> _Goal_
Report how many lines of the following entries include the string "true"; respond with the number alone.

> _Listing_

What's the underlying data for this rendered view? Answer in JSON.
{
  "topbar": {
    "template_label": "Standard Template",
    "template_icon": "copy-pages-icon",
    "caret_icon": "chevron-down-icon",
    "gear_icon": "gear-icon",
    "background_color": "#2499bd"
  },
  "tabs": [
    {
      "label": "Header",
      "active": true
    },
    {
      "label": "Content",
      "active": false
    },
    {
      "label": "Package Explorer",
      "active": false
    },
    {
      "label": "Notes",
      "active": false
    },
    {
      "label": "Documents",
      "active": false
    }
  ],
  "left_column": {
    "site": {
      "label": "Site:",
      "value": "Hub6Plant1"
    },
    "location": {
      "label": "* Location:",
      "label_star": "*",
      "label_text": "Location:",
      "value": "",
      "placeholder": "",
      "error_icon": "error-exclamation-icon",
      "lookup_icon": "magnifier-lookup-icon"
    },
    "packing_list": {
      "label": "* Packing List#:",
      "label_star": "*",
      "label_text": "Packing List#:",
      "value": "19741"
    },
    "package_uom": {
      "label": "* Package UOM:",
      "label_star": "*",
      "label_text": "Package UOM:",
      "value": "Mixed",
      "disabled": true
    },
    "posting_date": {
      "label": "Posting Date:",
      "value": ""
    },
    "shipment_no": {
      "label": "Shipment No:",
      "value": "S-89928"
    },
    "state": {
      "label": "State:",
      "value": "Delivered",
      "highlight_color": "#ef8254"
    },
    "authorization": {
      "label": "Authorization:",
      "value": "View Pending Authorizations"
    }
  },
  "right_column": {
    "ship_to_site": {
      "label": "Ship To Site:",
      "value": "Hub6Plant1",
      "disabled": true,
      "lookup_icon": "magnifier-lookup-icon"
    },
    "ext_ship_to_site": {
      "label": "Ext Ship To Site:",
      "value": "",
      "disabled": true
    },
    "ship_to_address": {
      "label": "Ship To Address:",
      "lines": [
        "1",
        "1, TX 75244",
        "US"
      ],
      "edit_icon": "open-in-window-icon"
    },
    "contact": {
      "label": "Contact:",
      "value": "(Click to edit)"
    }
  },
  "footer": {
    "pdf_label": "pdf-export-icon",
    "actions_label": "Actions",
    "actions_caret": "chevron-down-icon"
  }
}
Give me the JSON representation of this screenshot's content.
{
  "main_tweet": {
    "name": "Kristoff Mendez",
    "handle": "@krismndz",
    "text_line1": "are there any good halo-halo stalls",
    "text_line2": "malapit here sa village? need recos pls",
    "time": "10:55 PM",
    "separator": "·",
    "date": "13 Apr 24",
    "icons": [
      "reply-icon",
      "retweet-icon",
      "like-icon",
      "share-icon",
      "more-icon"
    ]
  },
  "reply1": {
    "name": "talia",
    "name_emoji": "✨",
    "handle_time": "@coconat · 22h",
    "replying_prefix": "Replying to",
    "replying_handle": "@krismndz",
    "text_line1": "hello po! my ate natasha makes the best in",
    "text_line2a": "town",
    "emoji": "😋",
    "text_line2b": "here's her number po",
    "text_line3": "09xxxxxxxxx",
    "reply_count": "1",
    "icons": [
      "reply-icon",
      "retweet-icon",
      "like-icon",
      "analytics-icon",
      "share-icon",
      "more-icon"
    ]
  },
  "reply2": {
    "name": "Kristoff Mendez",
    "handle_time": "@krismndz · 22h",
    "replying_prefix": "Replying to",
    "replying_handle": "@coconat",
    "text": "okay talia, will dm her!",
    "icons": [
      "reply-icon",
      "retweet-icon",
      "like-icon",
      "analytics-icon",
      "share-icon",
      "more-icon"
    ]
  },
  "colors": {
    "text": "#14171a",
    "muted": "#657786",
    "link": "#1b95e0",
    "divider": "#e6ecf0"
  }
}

> _Solution to the exercise_
4